[START EXERCISE DATA]

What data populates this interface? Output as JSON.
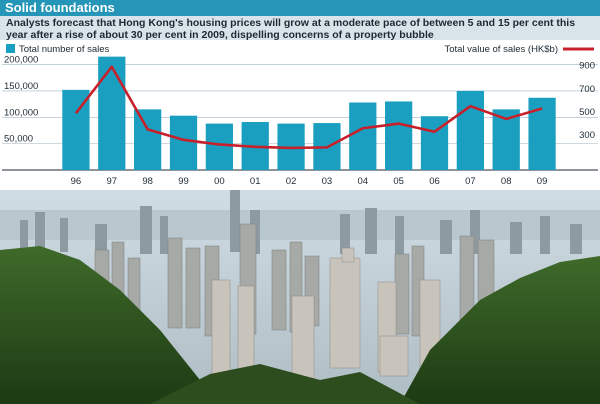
{
  "header": {
    "title": "Solid foundations"
  },
  "subtitle": "Analysts forecast that Hong Kong's housing prices will grow at a moderate pace of between 5 and 15 per cent this year after a rise of about 30 per cent in 2009, dispelling concerns of a property bubble",
  "colors": {
    "bar": "#1a9fc0",
    "line": "#c8202a",
    "header": "#2596b8"
  },
  "chart_data": {
    "type": "bar",
    "categories": [
      "96",
      "97",
      "98",
      "99",
      "00",
      "01",
      "02",
      "03",
      "04",
      "05",
      "06",
      "07",
      "08",
      "09"
    ],
    "series": [
      {
        "name": "Total number of sales",
        "type": "bar",
        "axis": "left",
        "values": [
          152000,
          215000,
          115000,
          103000,
          88000,
          91000,
          88000,
          89000,
          128000,
          130000,
          102000,
          150000,
          115000,
          137000
        ]
      },
      {
        "name": "Total value of sales (HK$b)",
        "type": "line",
        "axis": "right",
        "values": [
          490,
          890,
          350,
          260,
          220,
          200,
          190,
          195,
          360,
          400,
          330,
          550,
          440,
          530
        ]
      }
    ],
    "y_left": {
      "ticks": [
        "200,000",
        "150,000",
        "100,000",
        "50,000"
      ],
      "tick_values": [
        200000,
        150000,
        100000,
        50000
      ],
      "ylim": [
        0,
        220000
      ]
    },
    "y_right": {
      "ticks": [
        "900",
        "700",
        "500",
        "300"
      ],
      "tick_values": [
        900,
        700,
        500,
        300
      ],
      "ylim": [
        0,
        1000
      ]
    },
    "legend": {
      "bar_label": "Total number of sales",
      "line_label": "Total value of sales (HK$b)"
    }
  }
}
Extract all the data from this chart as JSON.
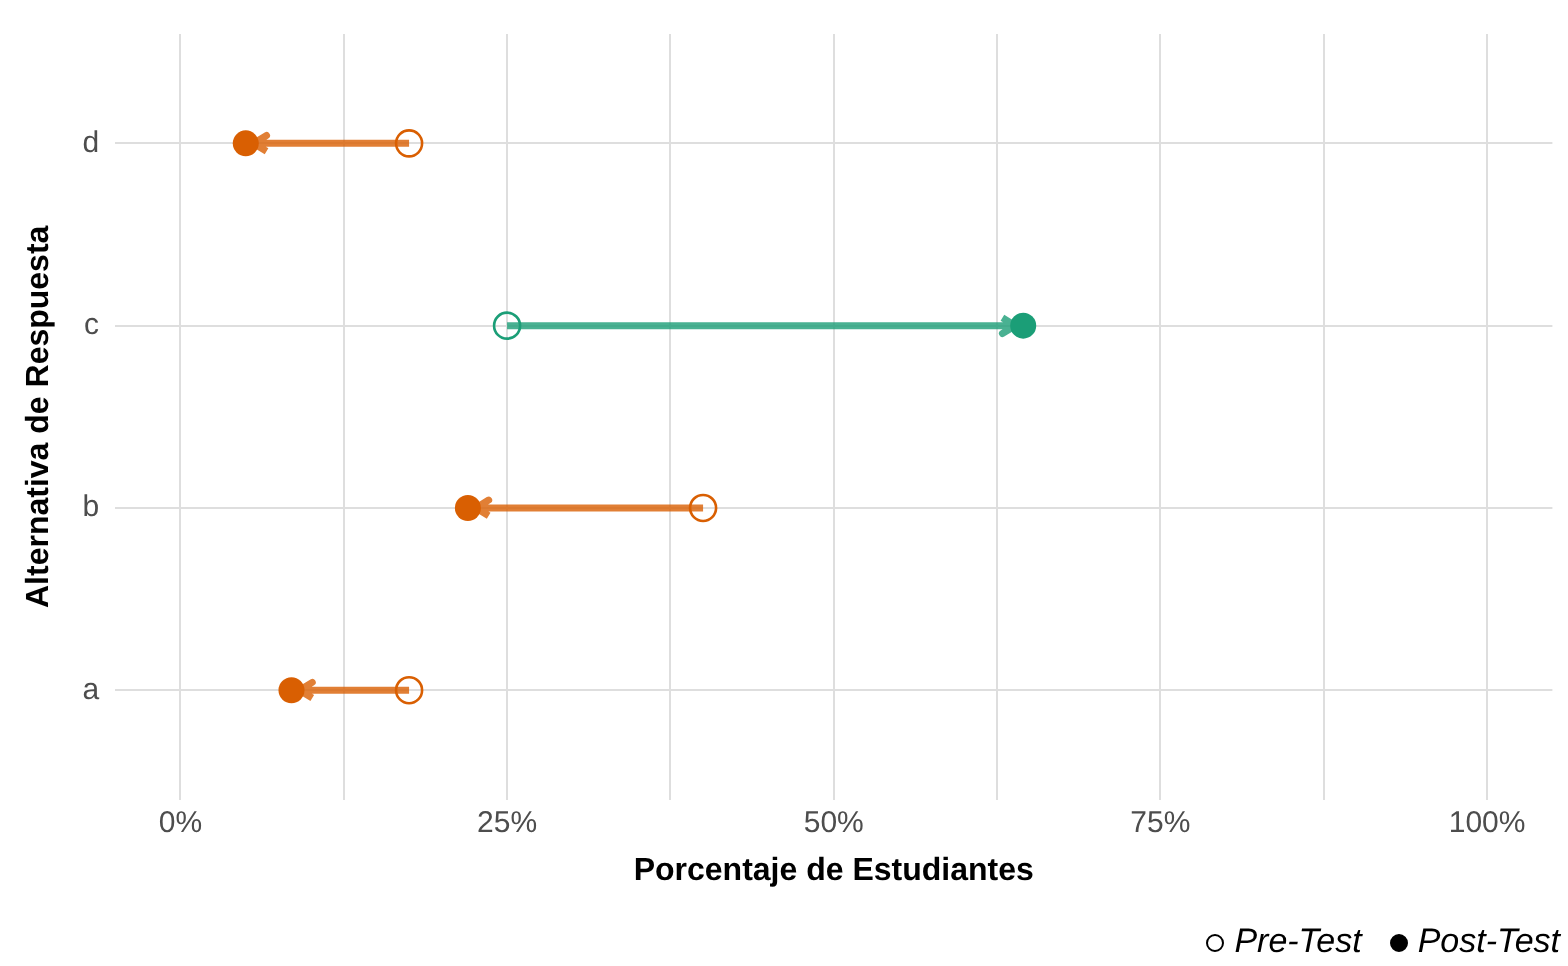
{
  "chart_data": {
    "type": "scatter",
    "orientation": "horizontal",
    "xlabel": "Porcentaje de Estudiantes",
    "ylabel": "Alternativa de Respuesta",
    "categories": [
      "d",
      "c",
      "b",
      "a"
    ],
    "series": [
      {
        "name": "Pre-Test",
        "marker": "circle",
        "values": [
          17.5,
          25,
          40,
          17.5
        ],
        "colors": [
          "#d95f02",
          "#1b9e77",
          "#d95f02",
          "#d95f02"
        ]
      },
      {
        "name": "Post-Test",
        "marker": "circle",
        "values": [
          5,
          64.5,
          22,
          8.5
        ],
        "colors": [
          "#d95f02",
          "#1b9e77",
          "#d95f02",
          "#d95f02"
        ]
      }
    ],
    "xlim": [
      -5,
      105
    ],
    "xticks": [
      {
        "value": 0,
        "label": "0%"
      },
      {
        "value": 12.5,
        "label": null
      },
      {
        "value": 25,
        "label": "25%"
      },
      {
        "value": 37.5,
        "label": null
      },
      {
        "value": 50,
        "label": "50%"
      },
      {
        "value": 62.5,
        "label": null
      },
      {
        "value": 75,
        "label": "75%"
      },
      {
        "value": 87.5,
        "label": null
      },
      {
        "value": 100,
        "label": "100%"
      }
    ],
    "grid": true,
    "legend": "bottom right"
  }
}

[END EXERCISE DATA]

WRITTEN TASK:
Output the data exactly. Pictures don't belong in the result.

TASK RESULT:
What data populates this interface? Output as JSON.
{
  "header": {
    "title": "Solid foundations"
  },
  "subtitle": "Analysts forecast that Hong Kong's housing prices will grow at a moderate pace of between 5 and 15 per cent this year after a rise of about 30 per cent in 2009, dispelling concerns of a property bubble",
  "colors": {
    "bar": "#1a9fc0",
    "line": "#c8202a",
    "header": "#2596b8"
  },
  "chart_data": {
    "type": "bar",
    "categories": [
      "96",
      "97",
      "98",
      "99",
      "00",
      "01",
      "02",
      "03",
      "04",
      "05",
      "06",
      "07",
      "08",
      "09"
    ],
    "series": [
      {
        "name": "Total number of sales",
        "type": "bar",
        "axis": "left",
        "values": [
          152000,
          215000,
          115000,
          103000,
          88000,
          91000,
          88000,
          89000,
          128000,
          130000,
          102000,
          150000,
          115000,
          137000
        ]
      },
      {
        "name": "Total value of sales (HK$b)",
        "type": "line",
        "axis": "right",
        "values": [
          490,
          890,
          350,
          260,
          220,
          200,
          190,
          195,
          360,
          400,
          330,
          550,
          440,
          530
        ]
      }
    ],
    "y_left": {
      "ticks": [
        "200,000",
        "150,000",
        "100,000",
        "50,000"
      ],
      "tick_values": [
        200000,
        150000,
        100000,
        50000
      ],
      "ylim": [
        0,
        220000
      ]
    },
    "y_right": {
      "ticks": [
        "900",
        "700",
        "500",
        "300"
      ],
      "tick_values": [
        900,
        700,
        500,
        300
      ],
      "ylim": [
        0,
        1000
      ]
    },
    "legend": {
      "bar_label": "Total number of sales",
      "line_label": "Total value of sales (HK$b)"
    }
  }
}
Extract all the data from this chart as JSON.
{
  "chart_data": {
    "type": "scatter",
    "orientation": "horizontal",
    "xlabel": "Porcentaje de Estudiantes",
    "ylabel": "Alternativa de Respuesta",
    "categories": [
      "d",
      "c",
      "b",
      "a"
    ],
    "series": [
      {
        "name": "Pre-Test",
        "marker": "circle",
        "values": [
          17.5,
          25,
          40,
          17.5
        ],
        "colors": [
          "#d95f02",
          "#1b9e77",
          "#d95f02",
          "#d95f02"
        ]
      },
      {
        "name": "Post-Test",
        "marker": "circle",
        "values": [
          5,
          64.5,
          22,
          8.5
        ],
        "colors": [
          "#d95f02",
          "#1b9e77",
          "#d95f02",
          "#d95f02"
        ]
      }
    ],
    "xlim": [
      -5,
      105
    ],
    "xticks": [
      {
        "value": 0,
        "label": "0%"
      },
      {
        "value": 12.5,
        "label": null
      },
      {
        "value": 25,
        "label": "25%"
      },
      {
        "value": 37.5,
        "label": null
      },
      {
        "value": 50,
        "label": "50%"
      },
      {
        "value": 62.5,
        "label": null
      },
      {
        "value": 75,
        "label": "75%"
      },
      {
        "value": 87.5,
        "label": null
      },
      {
        "value": 100,
        "label": "100%"
      }
    ],
    "grid": true,
    "legend": "bottom right"
  }
}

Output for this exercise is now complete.